» **DIRECTIONS**
Print the full listing exactly.

=-=-=-=-=

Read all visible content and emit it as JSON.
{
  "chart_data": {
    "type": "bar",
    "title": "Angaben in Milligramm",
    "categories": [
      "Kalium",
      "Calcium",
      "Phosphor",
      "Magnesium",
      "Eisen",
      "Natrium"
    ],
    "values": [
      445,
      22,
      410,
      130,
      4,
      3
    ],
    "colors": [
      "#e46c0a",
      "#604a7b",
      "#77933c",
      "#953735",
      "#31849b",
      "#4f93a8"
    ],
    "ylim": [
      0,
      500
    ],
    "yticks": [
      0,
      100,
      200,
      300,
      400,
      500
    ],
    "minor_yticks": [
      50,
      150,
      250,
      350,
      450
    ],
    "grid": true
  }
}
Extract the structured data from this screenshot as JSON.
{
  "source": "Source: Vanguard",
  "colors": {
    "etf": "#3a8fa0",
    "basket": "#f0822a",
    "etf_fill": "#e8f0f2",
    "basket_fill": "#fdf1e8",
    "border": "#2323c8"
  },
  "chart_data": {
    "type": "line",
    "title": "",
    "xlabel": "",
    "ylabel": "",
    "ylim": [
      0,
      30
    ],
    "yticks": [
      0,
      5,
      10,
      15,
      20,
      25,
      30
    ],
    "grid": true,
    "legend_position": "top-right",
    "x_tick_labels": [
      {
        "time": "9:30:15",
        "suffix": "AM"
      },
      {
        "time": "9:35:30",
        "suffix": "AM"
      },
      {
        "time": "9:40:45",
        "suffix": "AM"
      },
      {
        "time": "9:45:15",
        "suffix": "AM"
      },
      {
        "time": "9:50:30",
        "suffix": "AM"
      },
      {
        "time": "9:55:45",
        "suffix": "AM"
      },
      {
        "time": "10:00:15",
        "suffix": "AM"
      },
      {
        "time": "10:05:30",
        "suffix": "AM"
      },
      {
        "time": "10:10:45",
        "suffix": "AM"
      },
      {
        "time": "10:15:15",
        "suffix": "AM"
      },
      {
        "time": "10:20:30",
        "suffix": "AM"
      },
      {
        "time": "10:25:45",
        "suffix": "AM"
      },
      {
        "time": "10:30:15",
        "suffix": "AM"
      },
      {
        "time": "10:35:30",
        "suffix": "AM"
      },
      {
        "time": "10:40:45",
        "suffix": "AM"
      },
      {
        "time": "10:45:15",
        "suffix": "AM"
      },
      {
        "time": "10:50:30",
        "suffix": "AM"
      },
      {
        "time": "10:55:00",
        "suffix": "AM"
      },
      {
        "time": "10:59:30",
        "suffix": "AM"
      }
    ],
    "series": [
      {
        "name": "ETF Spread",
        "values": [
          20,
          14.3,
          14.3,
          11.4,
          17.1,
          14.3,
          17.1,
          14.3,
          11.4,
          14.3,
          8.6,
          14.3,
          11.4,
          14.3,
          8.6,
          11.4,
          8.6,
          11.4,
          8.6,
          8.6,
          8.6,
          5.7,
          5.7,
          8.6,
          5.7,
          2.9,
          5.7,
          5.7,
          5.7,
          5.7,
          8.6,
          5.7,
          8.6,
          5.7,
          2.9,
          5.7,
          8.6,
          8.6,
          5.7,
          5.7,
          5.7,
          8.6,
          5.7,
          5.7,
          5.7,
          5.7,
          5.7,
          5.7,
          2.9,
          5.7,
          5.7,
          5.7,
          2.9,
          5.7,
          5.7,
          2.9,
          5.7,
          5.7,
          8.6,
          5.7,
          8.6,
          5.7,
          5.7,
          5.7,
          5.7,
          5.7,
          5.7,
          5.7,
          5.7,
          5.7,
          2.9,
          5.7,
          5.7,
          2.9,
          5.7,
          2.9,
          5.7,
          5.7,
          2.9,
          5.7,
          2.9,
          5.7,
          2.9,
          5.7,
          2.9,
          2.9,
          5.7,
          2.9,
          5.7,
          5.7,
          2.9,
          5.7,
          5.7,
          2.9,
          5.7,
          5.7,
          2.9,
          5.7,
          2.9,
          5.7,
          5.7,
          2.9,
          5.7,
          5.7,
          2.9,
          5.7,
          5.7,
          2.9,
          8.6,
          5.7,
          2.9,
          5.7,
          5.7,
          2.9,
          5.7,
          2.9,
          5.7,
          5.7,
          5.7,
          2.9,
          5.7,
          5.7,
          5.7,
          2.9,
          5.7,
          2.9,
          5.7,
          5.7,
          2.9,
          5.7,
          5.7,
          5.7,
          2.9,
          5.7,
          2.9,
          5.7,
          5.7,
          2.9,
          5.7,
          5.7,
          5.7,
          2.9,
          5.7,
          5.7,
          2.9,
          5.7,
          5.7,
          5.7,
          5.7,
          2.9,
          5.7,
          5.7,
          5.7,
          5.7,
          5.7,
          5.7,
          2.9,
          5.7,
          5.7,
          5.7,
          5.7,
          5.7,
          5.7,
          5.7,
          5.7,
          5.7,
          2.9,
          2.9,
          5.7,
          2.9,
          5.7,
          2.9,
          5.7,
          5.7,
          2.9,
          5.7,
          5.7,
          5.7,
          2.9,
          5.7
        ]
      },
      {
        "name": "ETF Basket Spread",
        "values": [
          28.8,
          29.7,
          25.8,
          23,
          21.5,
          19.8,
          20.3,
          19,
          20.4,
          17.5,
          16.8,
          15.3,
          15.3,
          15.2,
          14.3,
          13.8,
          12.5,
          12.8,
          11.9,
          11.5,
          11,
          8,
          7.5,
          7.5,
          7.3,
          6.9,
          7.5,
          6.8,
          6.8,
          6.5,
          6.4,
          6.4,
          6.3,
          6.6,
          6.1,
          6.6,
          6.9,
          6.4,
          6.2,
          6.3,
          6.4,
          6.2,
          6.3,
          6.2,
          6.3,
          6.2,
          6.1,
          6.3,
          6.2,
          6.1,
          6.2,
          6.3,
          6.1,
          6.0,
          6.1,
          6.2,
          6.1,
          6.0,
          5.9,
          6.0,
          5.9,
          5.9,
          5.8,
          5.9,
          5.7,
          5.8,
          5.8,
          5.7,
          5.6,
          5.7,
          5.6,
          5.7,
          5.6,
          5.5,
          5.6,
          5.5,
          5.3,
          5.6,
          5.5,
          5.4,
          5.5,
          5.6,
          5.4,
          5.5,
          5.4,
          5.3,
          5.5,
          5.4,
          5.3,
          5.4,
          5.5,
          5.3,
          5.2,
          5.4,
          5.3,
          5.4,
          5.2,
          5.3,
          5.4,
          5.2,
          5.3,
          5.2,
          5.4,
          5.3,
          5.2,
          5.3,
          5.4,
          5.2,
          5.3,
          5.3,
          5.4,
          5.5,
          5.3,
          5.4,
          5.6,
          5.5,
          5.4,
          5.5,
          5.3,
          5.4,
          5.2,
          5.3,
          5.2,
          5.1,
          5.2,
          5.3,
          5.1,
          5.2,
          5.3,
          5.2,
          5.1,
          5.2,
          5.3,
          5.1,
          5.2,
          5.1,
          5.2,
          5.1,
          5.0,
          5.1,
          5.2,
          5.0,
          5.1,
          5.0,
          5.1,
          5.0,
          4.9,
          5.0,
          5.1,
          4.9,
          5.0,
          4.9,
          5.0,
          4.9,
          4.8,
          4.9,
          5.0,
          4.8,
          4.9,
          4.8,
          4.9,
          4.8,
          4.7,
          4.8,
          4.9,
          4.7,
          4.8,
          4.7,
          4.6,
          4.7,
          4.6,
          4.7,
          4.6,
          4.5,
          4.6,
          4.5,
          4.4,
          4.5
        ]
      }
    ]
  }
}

=-=-=-=-=

» **SOLUTION**
Read all visible content and emit it as JSON.
{
  "chart_data": {
    "type": "bar",
    "title": "Angaben in Milligramm",
    "categories": [
      "Kalium",
      "Calcium",
      "Phosphor",
      "Magnesium",
      "Eisen",
      "Natrium"
    ],
    "values": [
      445,
      22,
      410,
      130,
      4,
      3
    ],
    "colors": [
      "#e46c0a",
      "#604a7b",
      "#77933c",
      "#953735",
      "#31849b",
      "#4f93a8"
    ],
    "ylim": [
      0,
      500
    ],
    "yticks": [
      0,
      100,
      200,
      300,
      400,
      500
    ],
    "minor_yticks": [
      50,
      150,
      250,
      350,
      450
    ],
    "grid": true
  }
}
Extract the structured data from this screenshot as JSON.
{
  "source": "Source: Vanguard",
  "colors": {
    "etf": "#3a8fa0",
    "basket": "#f0822a",
    "etf_fill": "#e8f0f2",
    "basket_fill": "#fdf1e8",
    "border": "#2323c8"
  },
  "chart_data": {
    "type": "line",
    "title": "",
    "xlabel": "",
    "ylabel": "",
    "ylim": [
      0,
      30
    ],
    "yticks": [
      0,
      5,
      10,
      15,
      20,
      25,
      30
    ],
    "grid": true,
    "legend_position": "top-right",
    "x_tick_labels": [
      {
        "time": "9:30:15",
        "suffix": "AM"
      },
      {
        "time": "9:35:30",
        "suffix": "AM"
      },
      {
        "time": "9:40:45",
        "suffix": "AM"
      },
      {
        "time": "9:45:15",
        "suffix": "AM"
      },
      {
        "time": "9:50:30",
        "suffix": "AM"
      },
      {
        "time": "9:55:45",
        "suffix": "AM"
      },
      {
        "time": "10:00:15",
        "suffix": "AM"
      },
      {
        "time": "10:05:30",
        "suffix": "AM"
      },
      {
        "time": "10:10:45",
        "suffix": "AM"
      },
      {
        "time": "10:15:15",
        "suffix": "AM"
      },
      {
        "time": "10:20:30",
        "suffix": "AM"
      },
      {
        "time": "10:25:45",
        "suffix": "AM"
      },
      {
        "time": "10:30:15",
        "suffix": "AM"
      },
      {
        "time": "10:35:30",
        "suffix": "AM"
      },
      {
        "time": "10:40:45",
        "suffix": "AM"
      },
      {
        "time": "10:45:15",
        "suffix": "AM"
      },
      {
        "time": "10:50:30",
        "suffix": "AM"
      },
      {
        "time": "10:55:00",
        "suffix": "AM"
      },
      {
        "time": "10:59:30",
        "suffix": "AM"
      }
    ],
    "series": [
      {
        "name": "ETF Spread",
        "values": [
          20,
          14.3,
          14.3,
          11.4,
          17.1,
          14.3,
          17.1,
          14.3,
          11.4,
          14.3,
          8.6,
          14.3,
          11.4,
          14.3,
          8.6,
          11.4,
          8.6,
          11.4,
          8.6,
          8.6,
          8.6,
          5.7,
          5.7,
          8.6,
          5.7,
          2.9,
          5.7,
          5.7,
          5.7,
          5.7,
          8.6,
          5.7,
          8.6,
          5.7,
          2.9,
          5.7,
          8.6,
          8.6,
          5.7,
          5.7,
          5.7,
          8.6,
          5.7,
          5.7,
          5.7,
          5.7,
          5.7,
          5.7,
          2.9,
          5.7,
          5.7,
          5.7,
          2.9,
          5.7,
          5.7,
          2.9,
          5.7,
          5.7,
          8.6,
          5.7,
          8.6,
          5.7,
          5.7,
          5.7,
          5.7,
          5.7,
          5.7,
          5.7,
          5.7,
          5.7,
          2.9,
          5.7,
          5.7,
          2.9,
          5.7,
          2.9,
          5.7,
          5.7,
          2.9,
          5.7,
          2.9,
          5.7,
          2.9,
          5.7,
          2.9,
          2.9,
          5.7,
          2.9,
          5.7,
          5.7,
          2.9,
          5.7,
          5.7,
          2.9,
          5.7,
          5.7,
          2.9,
          5.7,
          2.9,
          5.7,
          5.7,
          2.9,
          5.7,
          5.7,
          2.9,
          5.7,
          5.7,
          2.9,
          8.6,
          5.7,
          2.9,
          5.7,
          5.7,
          2.9,
          5.7,
          2.9,
          5.7,
          5.7,
          5.7,
          2.9,
          5.7,
          5.7,
          5.7,
          2.9,
          5.7,
          2.9,
          5.7,
          5.7,
          2.9,
          5.7,
          5.7,
          5.7,
          2.9,
          5.7,
          2.9,
          5.7,
          5.7,
          2.9,
          5.7,
          5.7,
          5.7,
          2.9,
          5.7,
          5.7,
          2.9,
          5.7,
          5.7,
          5.7,
          5.7,
          2.9,
          5.7,
          5.7,
          5.7,
          5.7,
          5.7,
          5.7,
          2.9,
          5.7,
          5.7,
          5.7,
          5.7,
          5.7,
          5.7,
          5.7,
          5.7,
          5.7,
          2.9,
          2.9,
          5.7,
          2.9,
          5.7,
          2.9,
          5.7,
          5.7,
          2.9,
          5.7,
          5.7,
          5.7,
          2.9,
          5.7
        ]
      },
      {
        "name": "ETF Basket Spread",
        "values": [
          28.8,
          29.7,
          25.8,
          23,
          21.5,
          19.8,
          20.3,
          19,
          20.4,
          17.5,
          16.8,
          15.3,
          15.3,
          15.2,
          14.3,
          13.8,
          12.5,
          12.8,
          11.9,
          11.5,
          11,
          8,
          7.5,
          7.5,
          7.3,
          6.9,
          7.5,
          6.8,
          6.8,
          6.5,
          6.4,
          6.4,
          6.3,
          6.6,
          6.1,
          6.6,
          6.9,
          6.4,
          6.2,
          6.3,
          6.4,
          6.2,
          6.3,
          6.2,
          6.3,
          6.2,
          6.1,
          6.3,
          6.2,
          6.1,
          6.2,
          6.3,
          6.1,
          6.0,
          6.1,
          6.2,
          6.1,
          6.0,
          5.9,
          6.0,
          5.9,
          5.9,
          5.8,
          5.9,
          5.7,
          5.8,
          5.8,
          5.7,
          5.6,
          5.7,
          5.6,
          5.7,
          5.6,
          5.5,
          5.6,
          5.5,
          5.3,
          5.6,
          5.5,
          5.4,
          5.5,
          5.6,
          5.4,
          5.5,
          5.4,
          5.3,
          5.5,
          5.4,
          5.3,
          5.4,
          5.5,
          5.3,
          5.2,
          5.4,
          5.3,
          5.4,
          5.2,
          5.3,
          5.4,
          5.2,
          5.3,
          5.2,
          5.4,
          5.3,
          5.2,
          5.3,
          5.4,
          5.2,
          5.3,
          5.3,
          5.4,
          5.5,
          5.3,
          5.4,
          5.6,
          5.5,
          5.4,
          5.5,
          5.3,
          5.4,
          5.2,
          5.3,
          5.2,
          5.1,
          5.2,
          5.3,
          5.1,
          5.2,
          5.3,
          5.2,
          5.1,
          5.2,
          5.3,
          5.1,
          5.2,
          5.1,
          5.2,
          5.1,
          5.0,
          5.1,
          5.2,
          5.0,
          5.1,
          5.0,
          5.1,
          5.0,
          4.9,
          5.0,
          5.1,
          4.9,
          5.0,
          4.9,
          5.0,
          4.9,
          4.8,
          4.9,
          5.0,
          4.8,
          4.9,
          4.8,
          4.9,
          4.8,
          4.7,
          4.8,
          4.9,
          4.7,
          4.8,
          4.7,
          4.6,
          4.7,
          4.6,
          4.7,
          4.6,
          4.5,
          4.6,
          4.5,
          4.4,
          4.5
        ]
      }
    ]
  }
}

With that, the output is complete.